» **What is needed**
Find the string "this" in the entries and copy each line that has it.

» **Stored data entries**

[start]

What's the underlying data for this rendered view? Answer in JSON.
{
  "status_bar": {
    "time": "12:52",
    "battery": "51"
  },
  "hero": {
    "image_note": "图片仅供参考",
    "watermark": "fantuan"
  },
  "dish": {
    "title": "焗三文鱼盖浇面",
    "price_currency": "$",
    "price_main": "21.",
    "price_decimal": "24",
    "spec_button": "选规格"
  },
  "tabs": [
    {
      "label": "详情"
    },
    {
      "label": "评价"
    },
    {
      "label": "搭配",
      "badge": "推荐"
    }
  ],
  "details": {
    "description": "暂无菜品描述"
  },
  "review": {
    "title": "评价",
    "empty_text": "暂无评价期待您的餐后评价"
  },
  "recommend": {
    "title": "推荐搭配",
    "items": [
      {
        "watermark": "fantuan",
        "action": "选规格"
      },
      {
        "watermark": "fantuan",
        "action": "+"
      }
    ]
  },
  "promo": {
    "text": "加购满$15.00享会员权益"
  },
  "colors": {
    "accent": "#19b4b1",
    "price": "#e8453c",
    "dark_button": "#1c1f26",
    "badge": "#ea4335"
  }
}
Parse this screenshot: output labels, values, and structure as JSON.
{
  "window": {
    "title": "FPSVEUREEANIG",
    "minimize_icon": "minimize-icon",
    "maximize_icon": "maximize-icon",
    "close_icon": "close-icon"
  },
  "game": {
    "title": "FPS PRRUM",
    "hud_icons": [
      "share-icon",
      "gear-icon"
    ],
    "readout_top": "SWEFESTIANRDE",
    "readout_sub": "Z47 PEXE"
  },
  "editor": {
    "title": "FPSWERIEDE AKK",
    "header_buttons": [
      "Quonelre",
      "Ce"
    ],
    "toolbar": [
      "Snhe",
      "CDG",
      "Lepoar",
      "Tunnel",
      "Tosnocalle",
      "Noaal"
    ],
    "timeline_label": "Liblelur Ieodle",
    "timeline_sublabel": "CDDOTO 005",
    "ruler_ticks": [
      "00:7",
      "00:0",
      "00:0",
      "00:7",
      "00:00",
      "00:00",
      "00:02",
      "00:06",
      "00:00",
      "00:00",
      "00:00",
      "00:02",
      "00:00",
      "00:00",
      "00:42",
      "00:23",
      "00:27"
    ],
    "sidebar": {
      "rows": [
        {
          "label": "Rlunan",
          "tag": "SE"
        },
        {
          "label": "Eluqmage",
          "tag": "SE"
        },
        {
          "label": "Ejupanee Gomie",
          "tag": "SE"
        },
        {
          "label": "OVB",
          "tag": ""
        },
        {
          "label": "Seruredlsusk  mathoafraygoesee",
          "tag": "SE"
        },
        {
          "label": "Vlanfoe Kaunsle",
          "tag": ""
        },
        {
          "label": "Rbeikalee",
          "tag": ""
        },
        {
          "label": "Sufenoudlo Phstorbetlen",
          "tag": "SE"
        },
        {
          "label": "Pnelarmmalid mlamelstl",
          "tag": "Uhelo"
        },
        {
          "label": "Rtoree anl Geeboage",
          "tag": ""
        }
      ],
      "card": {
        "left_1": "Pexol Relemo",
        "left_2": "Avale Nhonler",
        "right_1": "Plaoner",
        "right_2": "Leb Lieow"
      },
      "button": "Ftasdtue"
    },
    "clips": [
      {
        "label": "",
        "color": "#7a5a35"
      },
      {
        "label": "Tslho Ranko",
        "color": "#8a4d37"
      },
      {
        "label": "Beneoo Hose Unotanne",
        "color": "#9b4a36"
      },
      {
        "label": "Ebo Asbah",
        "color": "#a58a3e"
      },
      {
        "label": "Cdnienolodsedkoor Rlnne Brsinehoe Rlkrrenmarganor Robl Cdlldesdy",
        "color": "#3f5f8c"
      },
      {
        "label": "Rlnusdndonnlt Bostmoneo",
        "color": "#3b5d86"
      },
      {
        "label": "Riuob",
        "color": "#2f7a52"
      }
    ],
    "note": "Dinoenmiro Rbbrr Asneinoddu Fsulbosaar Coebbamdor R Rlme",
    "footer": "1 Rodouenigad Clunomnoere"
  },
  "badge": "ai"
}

[end]

» **Answer**
What's the underlying data for this rendered view? Answer in JSON.
Parse this screenshot: output labels, values, and structure as JSON.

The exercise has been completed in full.